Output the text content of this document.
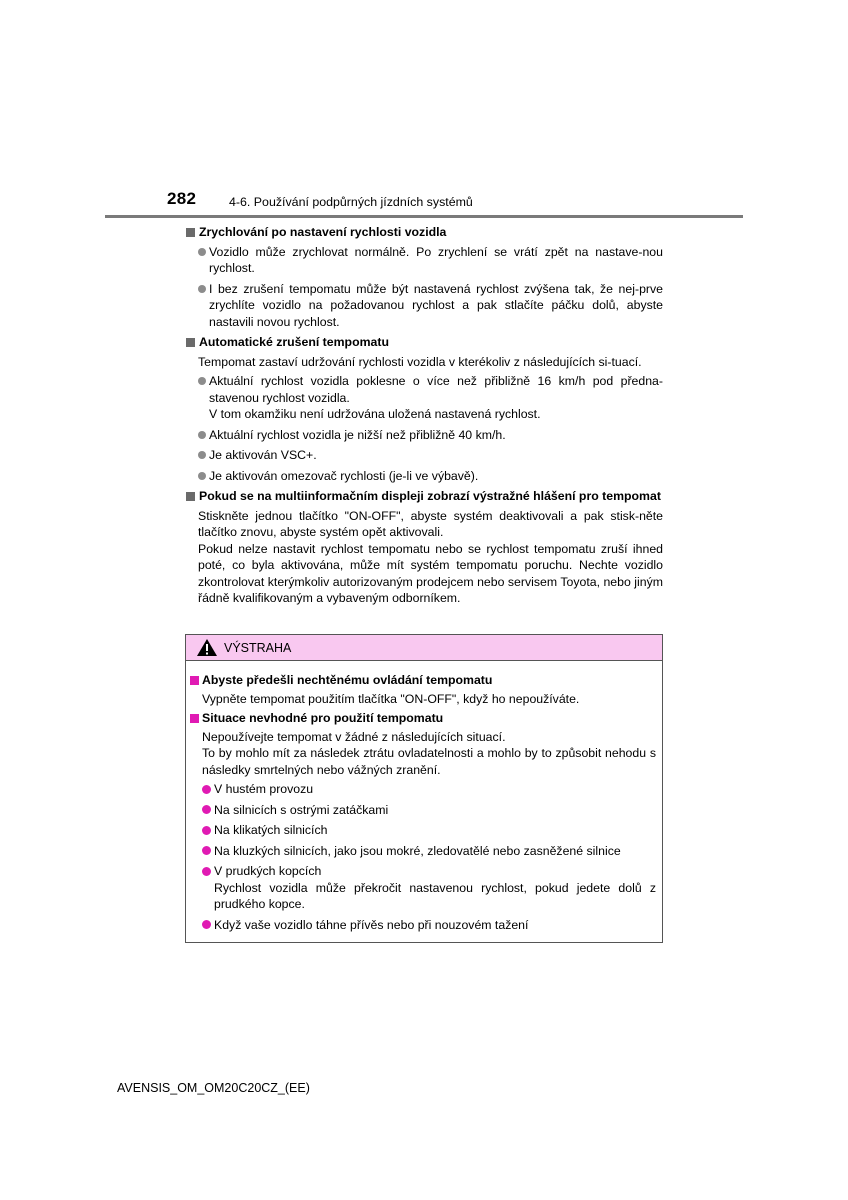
282	4-6. Používání podpůrných jízdních systémů
Zrychlování po nastavení rychlosti vozidla
Vozidlo může zrychlovat normálně. Po zrychlení se vrátí zpět na nastave-nou rychlost.
I bez zrušení tempomatu může být nastavená rychlost zvýšena tak, že nej-prve zrychlíte vozidlo na požadovanou rychlost a pak stlačíte páčku dolů, abyste nastavili novou rychlost.
Automatické zrušení tempomatu
Tempomat zastaví udržování rychlosti vozidla v kterékoliv z následujících si-tuací.
Aktuální rychlost vozidla poklesne o více než přibližně 16 km/h pod předna-stavenou rychlost vozidla.
V tom okamžiku není udržována uložená nastavená rychlost.
Aktuální rychlost vozidla je nižší než přibližně 40 km/h.
Je aktivován VSC+.
Je aktivován omezovač rychlosti (je-li ve výbavě).
Pokud se na multiinformačním displeji zobrazí výstražné hlášení pro tempomat
Stiskněte jednou tlačítko "ON-OFF", abyste systém deaktivovali a pak stisk-něte tlačítko znovu, abyste systém opět aktivovali.
Pokud nelze nastavit rychlost tempomatu nebo se rychlost tempomatu zruší ihned poté, co byla aktivována, může mít systém tempomatu poruchu. Nechte vozidlo zkontrolovat kterýmkoliv autorizovaným prodejcem nebo servisem Toyota, nebo jiným řádně kvalifikovaným a vybaveným odborníkem.
VÝSTRAHA
Abyste předešli nechtěnému ovládání tempomatu
Vypněte tempomat použitím tlačítka "ON-OFF", když ho nepoužíváte.
Situace nevhodné pro použití tempomatu
Nepoužívejte tempomat v žádné z následujících situací.
To by mohlo mít za následek ztrátu ovladatelnosti a mohlo by to způsobit nehodu s následky smrtelných nebo vážných zranění.
V hustém provozu
Na silnicích s ostrými zatáčkami
Na klikatých silnicích
Na kluzkých silnicích, jako jsou mokré, zledovatělé nebo zasněžené silnice
V prudkých kopcích
Rychlost vozidla může překročit nastavenou rychlost, pokud jedete dolů z prudkého kopce.
Když vaše vozidlo táhne přívěs nebo při nouzovém tažení
AVENSIS_OM_OM20C20CZ_(EE)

------

# [Exercise goal]
From the material above, gather all lines that include the string "vozidla" and copy them.

# [Exercise solution]
Zrychlování po nastavení rychlosti vozidla
Tempomat zastaví udržování rychlosti vozidla v kterékoliv z následujících si-tuací.
Aktuální rychlost vozidla poklesne o více než přibližně 16 km/h pod předna-stavenou rychlost vozidla.
Aktuální rychlost vozidla je nižší než přibližně 40 km/h.
Rychlost vozidla může překročit nastavenou rychlost, pokud jedete dolů z prudkého kopce.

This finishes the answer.